▶ _Input data_:
#####

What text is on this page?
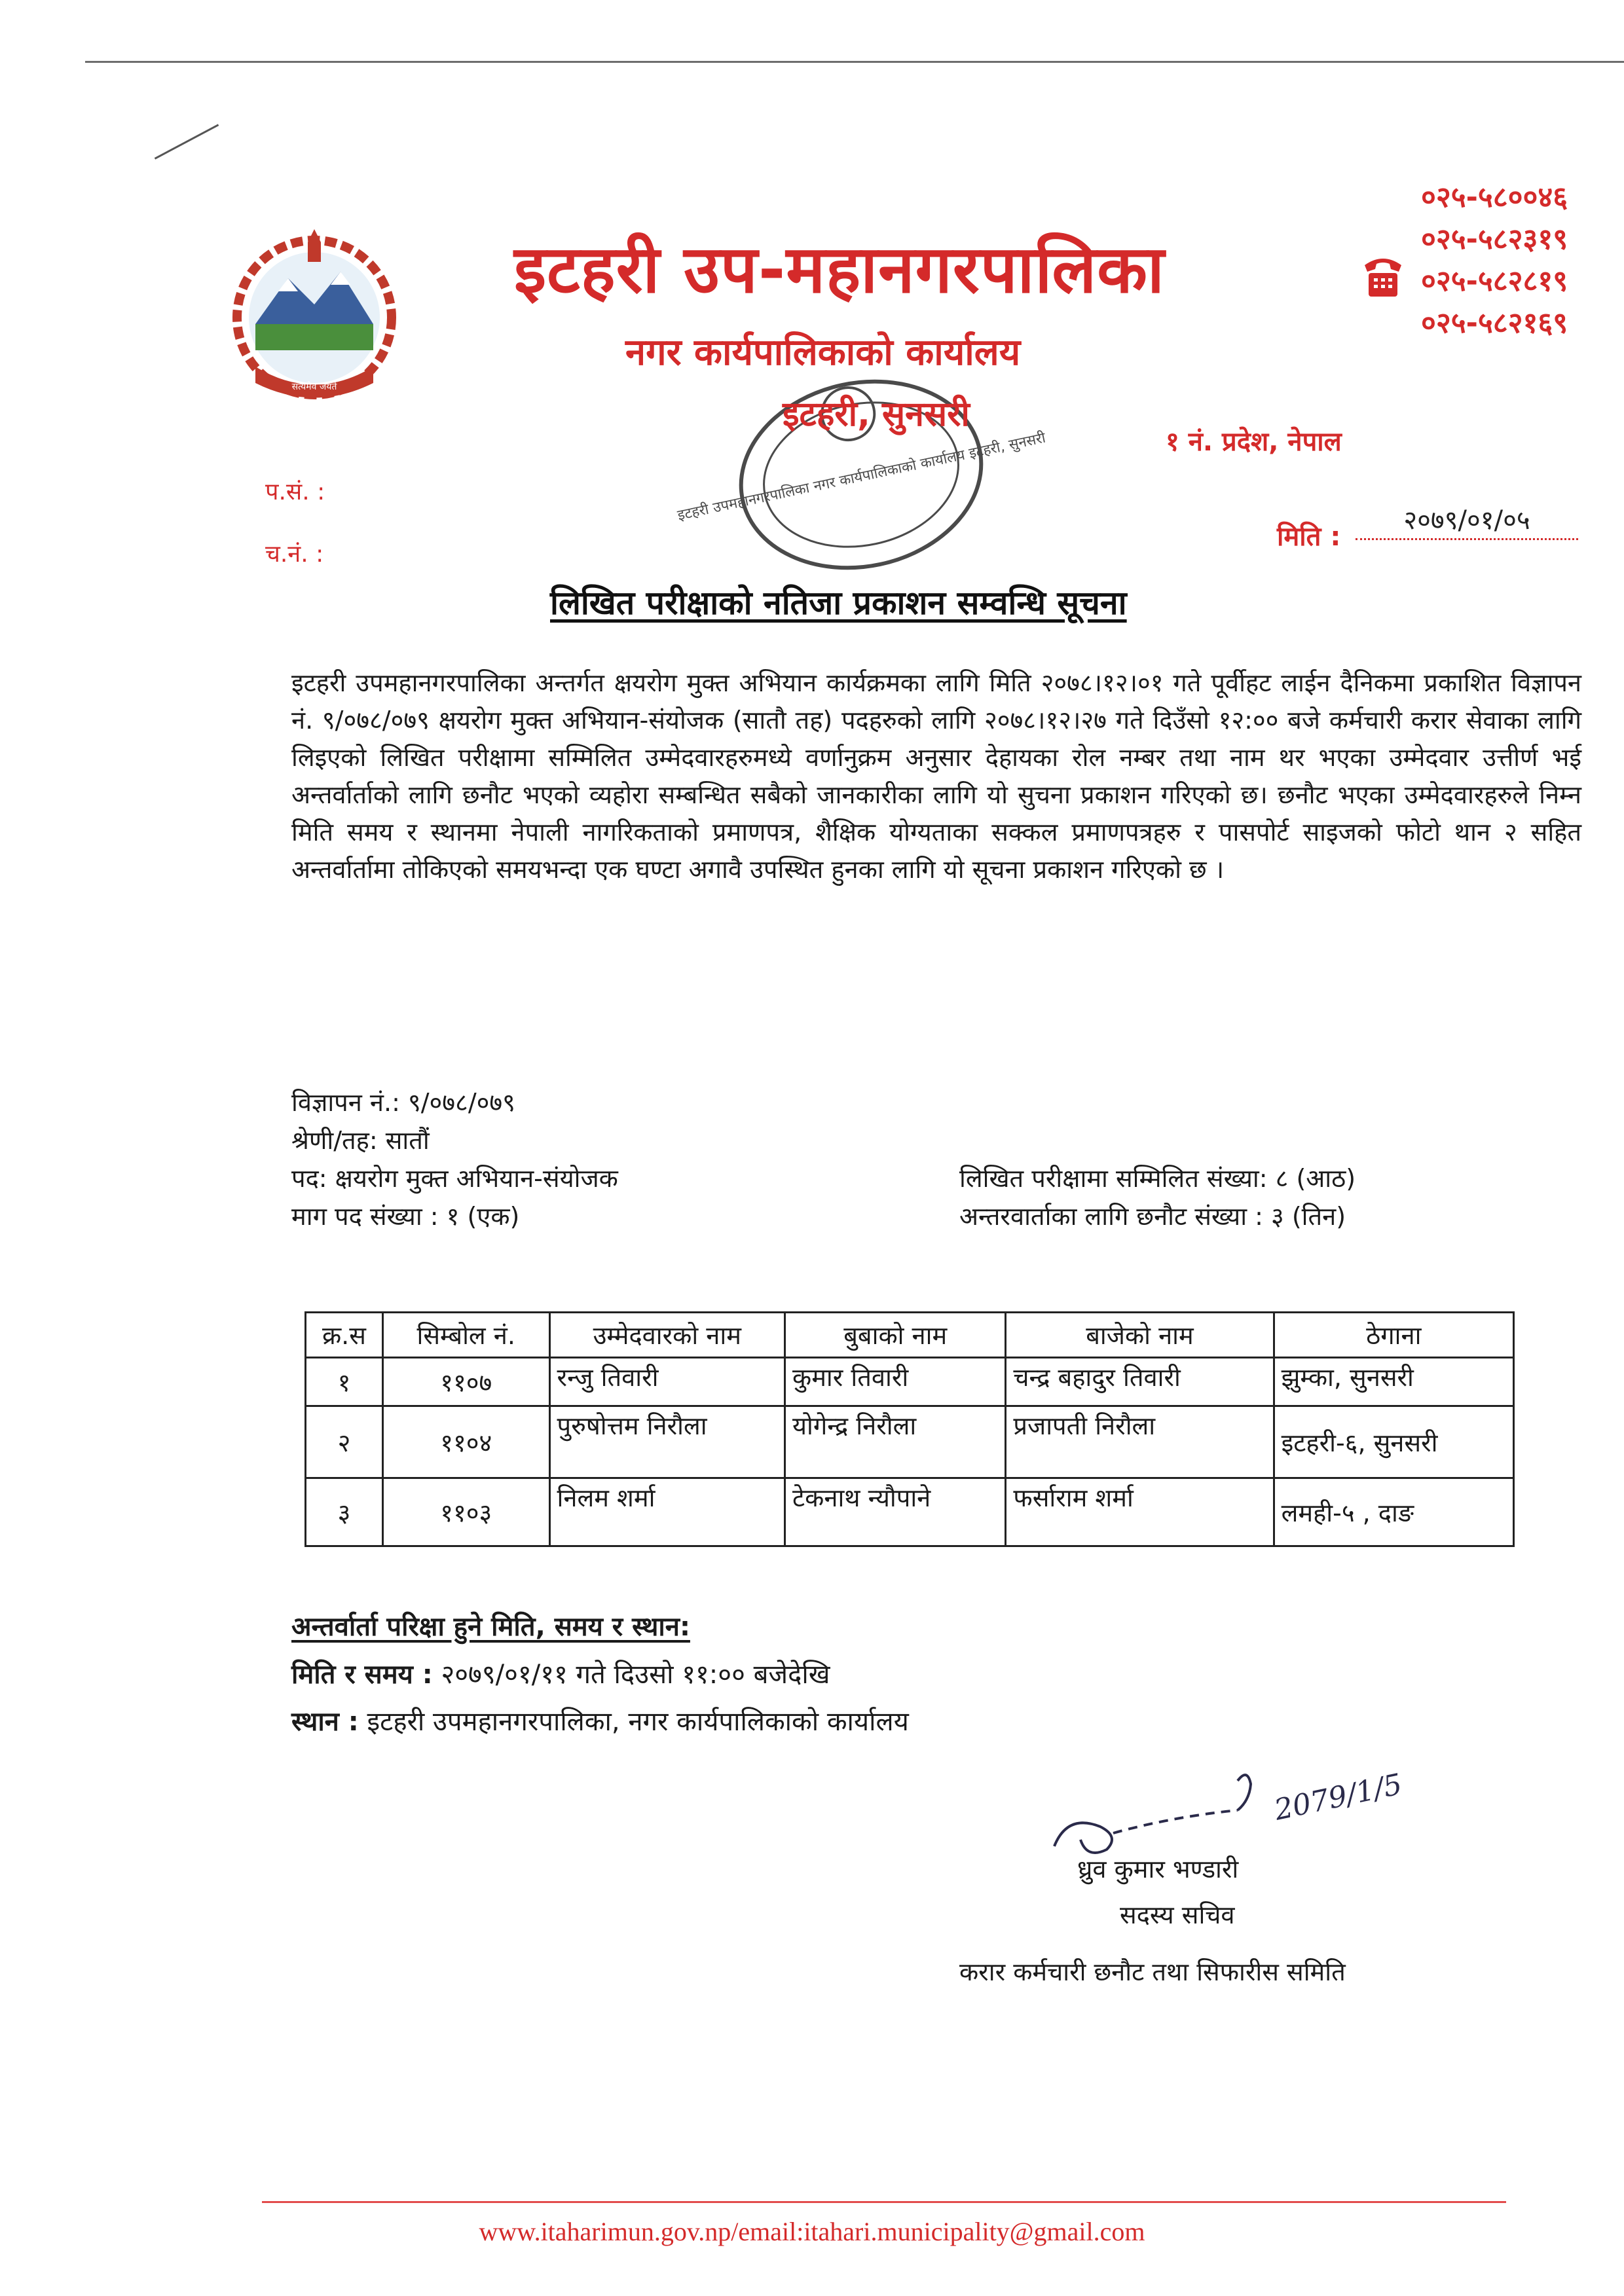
सत्यमेव जयते
इटहरी उप-महानगरपालिका
नगर कार्यपालिकाको कार्यालय
इटहरी उपमहानगरपालिका नगर कार्यपालिकाको कार्यालय इटहरी, सुनसरी
इटहरी, सुनसरी
०२५-५८००४६
०२५-५८२३१९
०२५-५८२८१९
०२५-५८२१६९
१ नं. प्रदेश, नेपाल
प.सं. :
च.नं. :
मिति :
२०७९/०१/०५
लिखित परीक्षाको नतिजा प्रकाशन सम्वन्धि सूचना
इटहरी उपमहानगरपालिका अन्तर्गत क्षयरोग मुक्त अभियान कार्यक्रमका लागि मिति २०७८।१२।०१ गते पूर्वीहट लाईन दैनिकमा प्रकाशित विज्ञापन नं. ९/०७८/०७९ क्षयरोग मुक्त अभियान-संयोजक (सातौ तह) पदहरुको लागि २०७८।१२।२७ गते दिउँसो १२:०० बजे कर्मचारी करार सेवाका लागि लिइएको लिखित परीक्षामा सम्मिलित उम्मेदवारहरुमध्ये वर्णानुक्रम अनुसार देहायका रोल नम्बर तथा नाम थर भएका उम्मेदवार उत्तीर्ण भई अन्तर्वार्ताको लागि छनौट भएको व्यहोरा सम्बन्धित सबैको जानकारीका लागि यो सुचना प्रकाशन गरिएको छ। छनौट भएका उम्मेदवारहरुले निम्न मिति समय र स्थानमा नेपाली नागरिकताको प्रमाणपत्र, शैक्षिक योग्यताका सक्कल प्रमाणपत्रहरु र पासपोर्ट साइजको फोटो थान २ सहित अन्तर्वार्तामा तोकिएको समयभन्दा एक घण्टा अगावै उपस्थित हुनका लागि यो सूचना प्रकाशन गरिएको छ ।
विज्ञापन नं.: ९/०७८/०७९
श्रेणी/तह: सातौं
पद: क्षयरोग मुक्त अभियान-संयोजक
माग पद संख्या : १ (एक)
लिखित परीक्षामा सम्मिलित संख्या: ८ (आठ)
अन्तरवार्ताका लागि छनौट संख्या : ३ (तिन)
क्र.स	सिम्बोल नं.	उम्मेदवारको नाम	बुबाको नाम	बाजेको नाम	ठेगाना
१	११०७	रन्जु तिवारी	कुमार तिवारी	चन्द्र बहादुर तिवारी	झुम्का, सुनसरी
२	११०४	पुरुषोत्तम निरौला	योगेन्द्र निरौला	प्रजापती निरौला	इटहरी-६, सुनसरी
३	११०३	निलम शर्मा	टेकनाथ न्यौपाने	फर्साराम शर्मा	लमही-५ , दाङ
अन्तर्वार्ता परिक्षा हुने मिति, समय र स्थान:
मिति र समय : २०७९/०१/११ गते दिउसो ११:०० बजेदेखि
स्थान : इटहरी उपमहानगरपालिका, नगर कार्यपालिकाको कार्यालय
2079/1/5
ध्रुव कुमार भण्डारी
सदस्य सचिव
करार कर्मचारी छनौट तथा सिफारीस समिति
www.itaharimun.gov.np/email:itahari.municipality@gmail.com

#####

▶ _Required work_:
Go through the data above and transcribe it in full, omitting any image.

▶ _Complete response_:
What text is on this page?
सत्यमेव जयते
इटहरी उप-महानगरपालिका
नगर कार्यपालिकाको कार्यालय
इटहरी उपमहानगरपालिका नगर कार्यपालिकाको कार्यालय इटहरी, सुनसरी
इटहरी, सुनसरी
०२५-५८००४६
०२५-५८२३१९
०२५-५८२८१९
०२५-५८२१६९
१ नं. प्रदेश, नेपाल
प.सं. :
च.नं. :
मिति :
२०७९/०१/०५
लिखित परीक्षाको नतिजा प्रकाशन सम्वन्धि सूचना
इटहरी उपमहानगरपालिका अन्तर्गत क्षयरोग मुक्त अभियान कार्यक्रमका लागि मिति २०७८।१२।०१ गते पूर्वीहट लाईन दैनिकमा प्रकाशित विज्ञापन नं. ९/०७८/०७९ क्षयरोग मुक्त अभियान-संयोजक (सातौ तह) पदहरुको लागि २०७८।१२।२७ गते दिउँसो १२:०० बजे कर्मचारी करार सेवाका लागि लिइएको लिखित परीक्षामा सम्मिलित उम्मेदवारहरुमध्ये वर्णानुक्रम अनुसार देहायका रोल नम्बर तथा नाम थर भएका उम्मेदवार उत्तीर्ण भई अन्तर्वार्ताको लागि छनौट भएको व्यहोरा सम्बन्धित सबैको जानकारीका लागि यो सुचना प्रकाशन गरिएको छ। छनौट भएका उम्मेदवारहरुले निम्न मिति समय र स्थानमा नेपाली नागरिकताको प्रमाणपत्र, शैक्षिक योग्यताका सक्कल प्रमाणपत्रहरु र पासपोर्ट साइजको फोटो थान २ सहित अन्तर्वार्तामा तोकिएको समयभन्दा एक घण्टा अगावै उपस्थित हुनका लागि यो सूचना प्रकाशन गरिएको छ ।
विज्ञापन नं.: ९/०७८/०७९
श्रेणी/तह: सातौं
पद: क्षयरोग मुक्त अभियान-संयोजक
माग पद संख्या : १ (एक)
लिखित परीक्षामा सम्मिलित संख्या: ८ (आठ)
अन्तरवार्ताका लागि छनौट संख्या : ३ (तिन)
क्र.स	सिम्बोल नं.	उम्मेदवारको नाम	बुबाको नाम	बाजेको नाम	ठेगाना
१	११०७	रन्जु तिवारी	कुमार तिवारी	चन्द्र बहादुर तिवारी	झुम्का, सुनसरी
२	११०४	पुरुषोत्तम निरौला	योगेन्द्र निरौला	प्रजापती निरौला	इटहरी-६, सुनसरी
३	११०३	निलम शर्मा	टेकनाथ न्यौपाने	फर्साराम शर्मा	लमही-५ , दाङ
अन्तर्वार्ता परिक्षा हुने मिति, समय र स्थान:
मिति र समय : २०७९/०१/११ गते दिउसो ११:०० बजेदेखि
स्थान : इटहरी उपमहानगरपालिका, नगर कार्यपालिकाको कार्यालय
2079/1/5
ध्रुव कुमार भण्डारी
सदस्य सचिव
करार कर्मचारी छनौट तथा सिफारीस समिति
www.itaharimun.gov.np/email:itahari.municipality@gmail.com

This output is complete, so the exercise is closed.